##### DATA SHOWN
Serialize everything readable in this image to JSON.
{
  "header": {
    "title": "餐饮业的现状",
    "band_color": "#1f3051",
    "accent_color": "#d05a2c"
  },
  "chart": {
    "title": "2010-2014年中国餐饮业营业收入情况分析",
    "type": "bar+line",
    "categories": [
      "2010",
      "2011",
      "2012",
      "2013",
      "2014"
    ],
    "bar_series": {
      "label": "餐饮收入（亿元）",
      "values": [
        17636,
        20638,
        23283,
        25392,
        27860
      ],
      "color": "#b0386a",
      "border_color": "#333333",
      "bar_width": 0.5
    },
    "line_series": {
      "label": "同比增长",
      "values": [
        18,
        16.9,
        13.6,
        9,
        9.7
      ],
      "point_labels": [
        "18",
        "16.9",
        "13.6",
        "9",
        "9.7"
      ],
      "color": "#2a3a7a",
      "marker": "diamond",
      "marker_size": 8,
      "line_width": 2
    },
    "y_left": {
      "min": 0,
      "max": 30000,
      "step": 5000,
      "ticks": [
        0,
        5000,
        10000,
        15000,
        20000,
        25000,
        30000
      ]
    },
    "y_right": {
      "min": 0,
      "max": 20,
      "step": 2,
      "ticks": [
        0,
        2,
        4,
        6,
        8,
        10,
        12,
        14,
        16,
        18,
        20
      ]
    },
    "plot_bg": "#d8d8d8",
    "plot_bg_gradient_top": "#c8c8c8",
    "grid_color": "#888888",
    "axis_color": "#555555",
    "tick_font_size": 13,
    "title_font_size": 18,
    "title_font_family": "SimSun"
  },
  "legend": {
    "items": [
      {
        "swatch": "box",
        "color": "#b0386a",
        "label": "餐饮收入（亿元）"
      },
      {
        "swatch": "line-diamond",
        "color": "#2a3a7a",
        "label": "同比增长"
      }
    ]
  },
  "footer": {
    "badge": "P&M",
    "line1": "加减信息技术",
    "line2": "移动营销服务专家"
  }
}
##########
The records above are to be copied in full, exactly as written.

Serialize everything readable in this image to JSON.
{
  "header": {
    "title": "餐饮业的现状",
    "band_color": "#1f3051",
    "accent_color": "#d05a2c"
  },
  "chart": {
    "title": "2010-2014年中国餐饮业营业收入情况分析",
    "type": "bar+line",
    "categories": [
      "2010",
      "2011",
      "2012",
      "2013",
      "2014"
    ],
    "bar_series": {
      "label": "餐饮收入（亿元）",
      "values": [
        17636,
        20638,
        23283,
        25392,
        27860
      ],
      "color": "#b0386a",
      "border_color": "#333333",
      "bar_width": 0.5
    },
    "line_series": {
      "label": "同比增长",
      "values": [
        18,
        16.9,
        13.6,
        9,
        9.7
      ],
      "point_labels": [
        "18",
        "16.9",
        "13.6",
        "9",
        "9.7"
      ],
      "color": "#2a3a7a",
      "marker": "diamond",
      "marker_size": 8,
      "line_width": 2
    },
    "y_left": {
      "min": 0,
      "max": 30000,
      "step": 5000,
      "ticks": [
        0,
        5000,
        10000,
        15000,
        20000,
        25000,
        30000
      ]
    },
    "y_right": {
      "min": 0,
      "max": 20,
      "step": 2,
      "ticks": [
        0,
        2,
        4,
        6,
        8,
        10,
        12,
        14,
        16,
        18,
        20
      ]
    },
    "plot_bg": "#d8d8d8",
    "plot_bg_gradient_top": "#c8c8c8",
    "grid_color": "#888888",
    "axis_color": "#555555",
    "tick_font_size": 13,
    "title_font_size": 18,
    "title_font_family": "SimSun"
  },
  "legend": {
    "items": [
      {
        "swatch": "box",
        "color": "#b0386a",
        "label": "餐饮收入（亿元）"
      },
      {
        "swatch": "line-diamond",
        "color": "#2a3a7a",
        "label": "同比增长"
      }
    ]
  },
  "footer": {
    "badge": "P&M",
    "line1": "加减信息技术",
    "line2": "移动营销服务专家"
  }
}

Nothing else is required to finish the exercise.